Source records
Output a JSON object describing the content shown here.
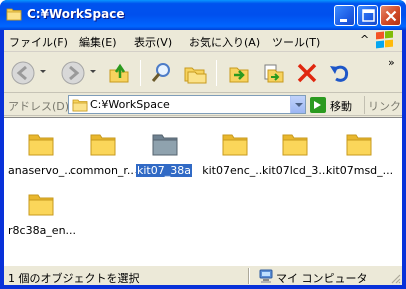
{
  "window": {
    "title": "C:¥WorkSpace",
    "colors": {
      "title_blue": "#0054e3",
      "close_red": "#d24a26",
      "selection": "#316ac5"
    }
  },
  "menubar": {
    "items": [
      "ファイル(F)",
      "編集(E)",
      "表示(V)",
      "お気に入り(A)",
      "ツール(T)"
    ],
    "overflow": "^"
  },
  "toolbar": {
    "overflow": "»",
    "icons": [
      "back-icon",
      "forward-icon",
      "up-folder-icon",
      "search-icon",
      "folders-icon",
      "move-to-icon",
      "copy-to-icon",
      "delete-icon",
      "undo-icon"
    ]
  },
  "address": {
    "label": "アドレス(D)",
    "value": "C:¥WorkSpace",
    "go": "移動",
    "links": "リンク"
  },
  "content": {
    "items": [
      {
        "label": "anaservo_...",
        "selected": false
      },
      {
        "label": "common_r...",
        "selected": false
      },
      {
        "label": "kit07_38a",
        "selected": true
      },
      {
        "label": "kit07enc_...",
        "selected": false
      },
      {
        "label": "kit07lcd_3...",
        "selected": false
      },
      {
        "label": "kit07msd_...",
        "selected": false
      },
      {
        "label": "r8c38a_en...",
        "selected": false
      }
    ]
  },
  "status": {
    "left": "1 個のオブジェクトを選択",
    "zone": "マイ コンピュータ"
  }
}
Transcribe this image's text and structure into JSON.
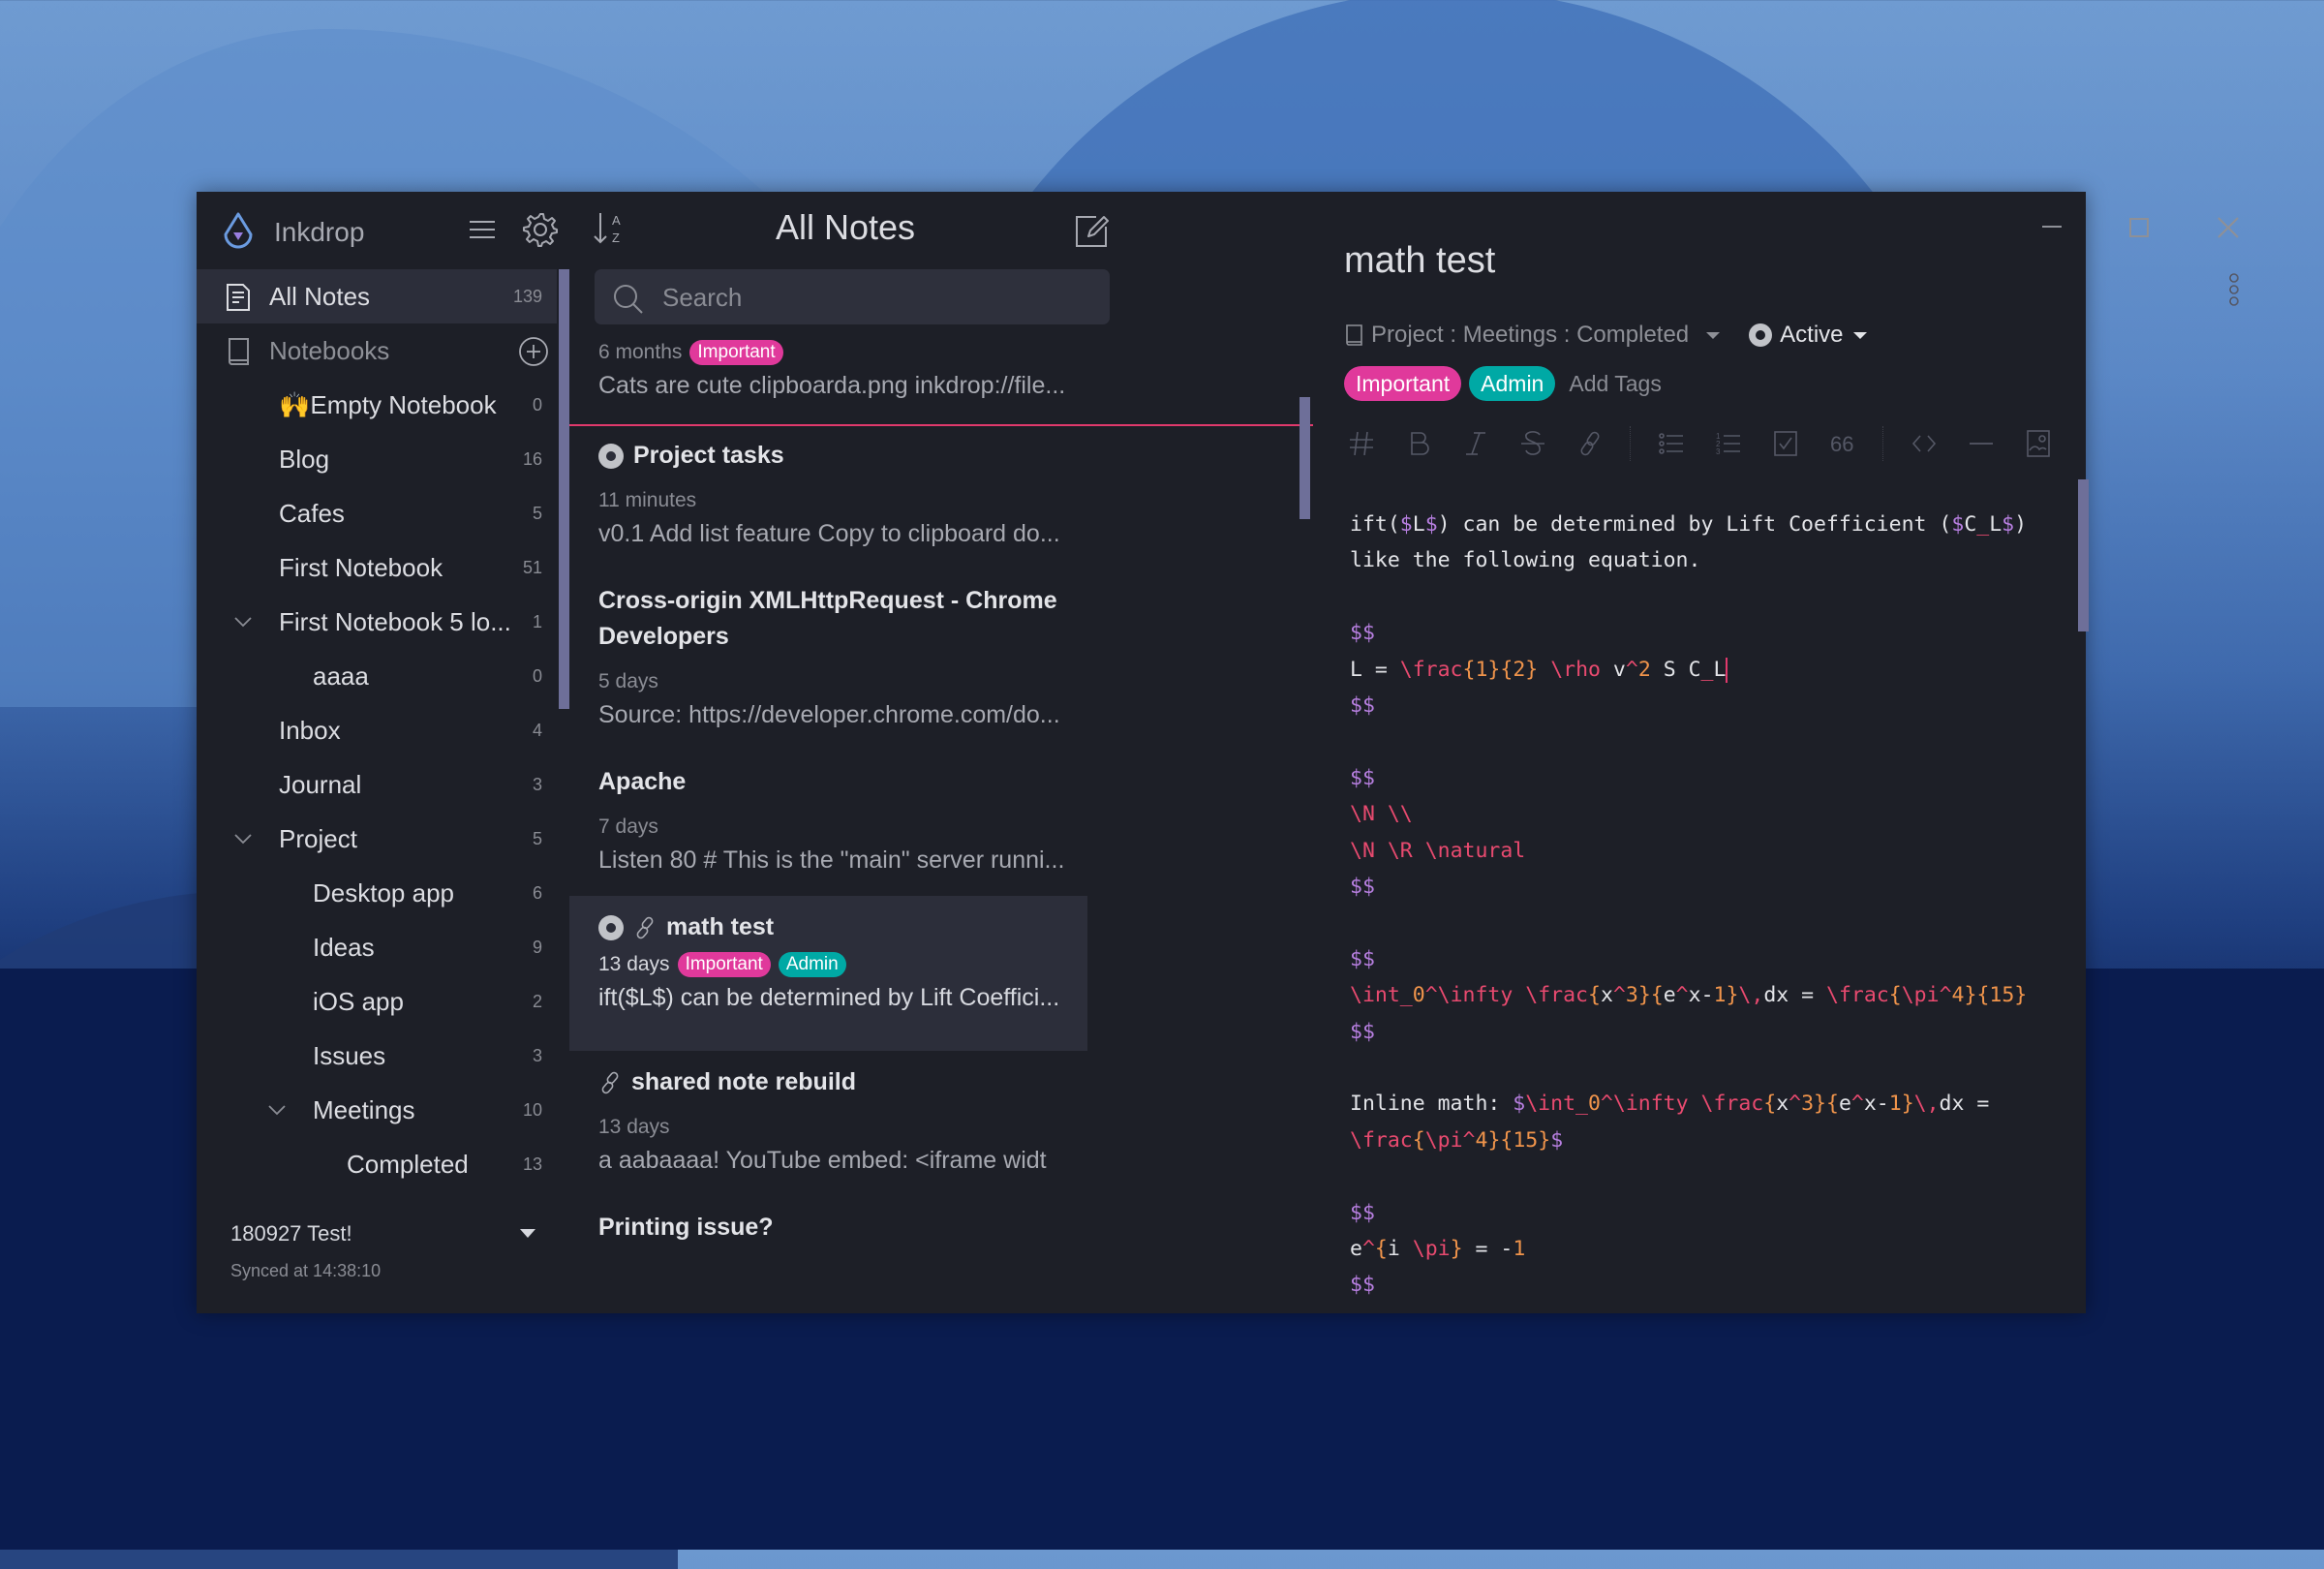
{
  "app": {
    "name": "Inkdrop"
  },
  "sidebar": {
    "all_notes": {
      "label": "All Notes",
      "count": "139"
    },
    "notebooks_header": "Notebooks",
    "items": [
      {
        "label": "🙌Empty Notebook",
        "count": "0",
        "level": 1
      },
      {
        "label": "Blog",
        "count": "16",
        "level": 1
      },
      {
        "label": "Cafes",
        "count": "5",
        "level": 1
      },
      {
        "label": "First Notebook",
        "count": "51",
        "level": 1
      },
      {
        "label": "First Notebook 5 lo...",
        "count": "1",
        "level": 1,
        "expanded": true
      },
      {
        "label": "aaaa",
        "count": "0",
        "level": 2
      },
      {
        "label": "Inbox",
        "count": "4",
        "level": 1
      },
      {
        "label": "Journal",
        "count": "3",
        "level": 1
      },
      {
        "label": "Project",
        "count": "5",
        "level": 1,
        "expanded": true
      },
      {
        "label": "Desktop app",
        "count": "6",
        "level": 2
      },
      {
        "label": "Ideas",
        "count": "9",
        "level": 2
      },
      {
        "label": "iOS app",
        "count": "2",
        "level": 2
      },
      {
        "label": "Issues",
        "count": "3",
        "level": 2
      },
      {
        "label": "Meetings",
        "count": "10",
        "level": 2,
        "expanded": true
      },
      {
        "label": "Completed",
        "count": "13",
        "level": 3
      }
    ],
    "footer": {
      "account": "180927 Test!",
      "sync_status": "Synced at 14:38:10"
    }
  },
  "notelist": {
    "title": "All Notes",
    "search_placeholder": "Search",
    "notes": [
      {
        "title": "",
        "date": "6 months",
        "tags": [
          "Important"
        ],
        "preview": "Cats are cute clipboarda.png inkdrop://file...",
        "partial": true
      },
      {
        "title": "Project tasks",
        "status": "active",
        "date": "11 minutes",
        "tags": [],
        "preview": "v0.1 Add list feature Copy to clipboard do..."
      },
      {
        "title": "Cross-origin XMLHttpRequest - Chrome Developers",
        "date": "5 days",
        "tags": [],
        "preview": "Source: https://developer.chrome.com/do..."
      },
      {
        "title": "Apache",
        "date": "7 days",
        "tags": [],
        "preview": "Listen 80 # This is the \"main\" server runni..."
      },
      {
        "title": "math test",
        "status": "active",
        "shared": true,
        "date": "13 days",
        "tags": [
          "Important",
          "Admin"
        ],
        "preview": "ift($L$) can be determined by Lift Coeffici...",
        "selected": true
      },
      {
        "title": "shared note rebuild",
        "shared": true,
        "date": "13 days",
        "tags": [],
        "preview": "a aabaaaa! YouTube embed: <iframe widt"
      },
      {
        "title": "Printing issue?",
        "date": "",
        "tags": [],
        "preview": ""
      }
    ]
  },
  "editor": {
    "title": "math test",
    "notebook_path": "Project : Meetings : Completed",
    "status": "Active",
    "tags": [
      "Important",
      "Admin"
    ],
    "add_tags_placeholder": "Add Tags",
    "toolbar": [
      "heading",
      "bold",
      "italic",
      "strikethrough",
      "link",
      "bullet-list",
      "numbered-list",
      "task-list",
      "blockquote",
      "code",
      "horizontal-rule",
      "image"
    ],
    "lines": [
      "ift($L$) can be determined by Lift Coefficient ($C_L$) like the following equation.",
      "",
      "$$",
      "L = \\frac{1}{2} \\rho v^2 S C_L",
      "$$",
      "",
      "$$",
      "\\N \\\\",
      "\\N \\R \\natural",
      "$$",
      "",
      "$$",
      "\\int_0^\\infty \\frac{x^3}{e^x-1}\\,dx = \\frac{\\pi^4}{15}",
      "$$",
      "",
      "Inline math: $\\int_0^\\infty \\frac{x^3}{e^x-1}\\,dx = \\frac{\\pi^4}{15}$",
      "",
      "$$",
      "e^{i \\pi} = -1",
      "$$"
    ]
  },
  "colors": {
    "accent_pink": "#e0399b",
    "accent_teal": "#00a9a5",
    "background": "#1d1f27",
    "selected": "#2c2e3a",
    "scrollbar": "#6e6f99",
    "math_delim": "#b77fe0",
    "math_command": "#e84a6f",
    "math_brace": "#f0944b"
  }
}
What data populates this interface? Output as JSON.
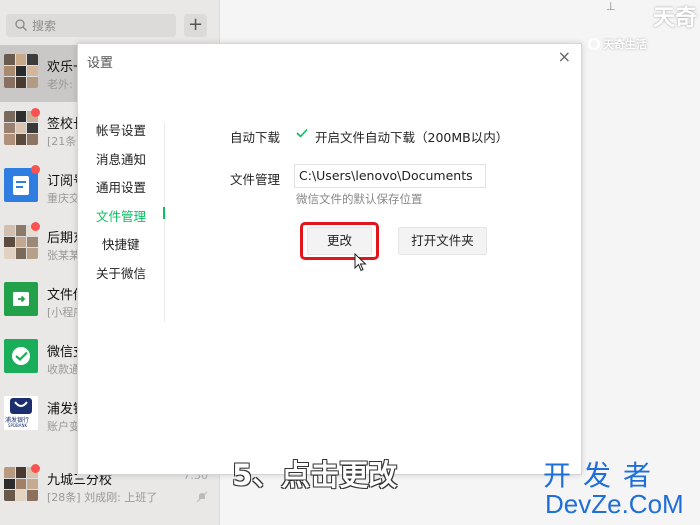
{
  "sidebar": {
    "search_placeholder": "搜索",
    "plus_label": "+",
    "chats": [
      {
        "name": "欢乐一",
        "preview": "老外:",
        "time": "",
        "avatar": "group-grid"
      },
      {
        "name": "签校长",
        "preview": "[21条",
        "time": "",
        "avatar": "group-grid"
      },
      {
        "name": "订阅号",
        "preview": "重庆交",
        "time": "",
        "avatar": "blue-doc-icon"
      },
      {
        "name": "后期东",
        "preview": "张某某",
        "time": "",
        "avatar": "group-grid"
      },
      {
        "name": "文件传",
        "preview": "[小程序",
        "time": "",
        "avatar": "green-file-icon"
      },
      {
        "name": "微信支",
        "preview": "收款通",
        "time": "",
        "avatar": "green-pay-icon"
      },
      {
        "name": "浦发银",
        "preview": "账户变",
        "time": "",
        "avatar": "spdb-logo",
        "logo_text": "浦发银行",
        "logo_sub": "SPDBANK"
      },
      {
        "name": "九城三分校",
        "preview": "[28条] 刘成刚: 上班了",
        "time": "7:30",
        "avatar": "group-grid"
      }
    ]
  },
  "watermarks": {
    "tianqi": "天奇",
    "shenghuo": "天奇生活",
    "devze_cn": "开发者",
    "devze": "DevZe.CoM"
  },
  "dialog": {
    "title": "设置",
    "close": "×",
    "nav": [
      "帐号设置",
      "消息通知",
      "通用设置",
      "文件管理",
      "快捷键",
      "关于微信"
    ],
    "auto_download_label": "自动下载",
    "auto_download_option": "开启文件自动下载（200MB以内）",
    "auto_download_checked": true,
    "file_manage_label": "文件管理",
    "path_value": "C:\\Users\\lenovo\\Documents",
    "path_hint": "微信文件的默认保存位置",
    "change_button": "更改",
    "open_folder_button": "打开文件夹"
  },
  "caption": "5、点击更改",
  "colors": {
    "accent_green": "#07c160",
    "highlight_red": "#e0161b",
    "watermark_blue": "#1e6fd9",
    "badge_red": "#fa5151"
  }
}
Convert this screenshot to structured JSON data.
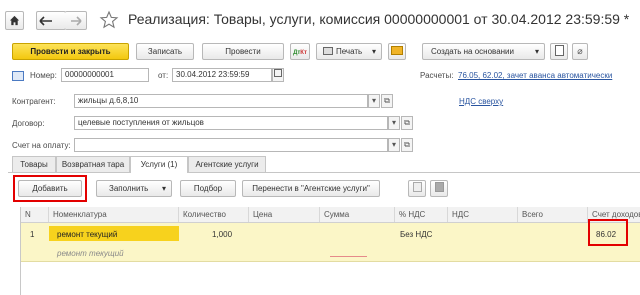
{
  "nav": {
    "home_icon": "home-icon",
    "back_icon": "arrow-left-icon",
    "forward_icon": "arrow-right-icon",
    "favorite_icon": "star-icon"
  },
  "title": "Реализация: Товары, услуги, комиссия 00000000001 от 30.04.2012 23:59:59 *",
  "toolbar": {
    "post_close": "Провести и закрыть",
    "save": "Записать",
    "post": "Провести",
    "print": "Печать",
    "create_based": "Создать на основании"
  },
  "header": {
    "number_label": "Номер:",
    "number_value": "00000000001",
    "from_label": "от:",
    "date_value": "30.04.2012 23:59:59",
    "calc_label": "Расчеты:",
    "calc_link": "76.05, 62.02, зачет аванса автоматически",
    "counterparty_label": "Контрагент:",
    "counterparty_value": "жильцы д.6,8,10",
    "vat_link": "НДС сверху",
    "contract_label": "Договор:",
    "contract_value": "целевые поступления от жильцов",
    "invoice_label": "Счет на оплату:",
    "invoice_value": ""
  },
  "tabs": [
    {
      "label": "Товары"
    },
    {
      "label": "Возвратная тара"
    },
    {
      "label": "Услуги (1)"
    },
    {
      "label": "Агентские услуги"
    }
  ],
  "table_toolbar": {
    "add": "Добавить",
    "fill": "Заполнить",
    "select": "Подбор",
    "transfer": "Перенести в \"Агентские услуги\""
  },
  "columns": [
    "N",
    "Номенклатура",
    "Количество",
    "Цена",
    "Сумма",
    "% НДС",
    "НДС",
    "Всего",
    "Счет доходов"
  ],
  "row": {
    "n": "1",
    "item": "ремонт текущий",
    "item_sub": "ремонт текущий",
    "qty": "1,000",
    "vat_rate": "Без НДС",
    "account": "86.02"
  },
  "colors": {
    "accent": "#f7d21d",
    "row_bg": "#fbf6c7",
    "highlight": "#e30000",
    "link": "#2a55a0"
  }
}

**Task to carry out:**
Copy all lines in the listing above where the string "days" appears.

**Answer for this exercise:**
        "date": "5 days",
        "date": "7 days",
        "date": "13 days",
        "date": "13 days",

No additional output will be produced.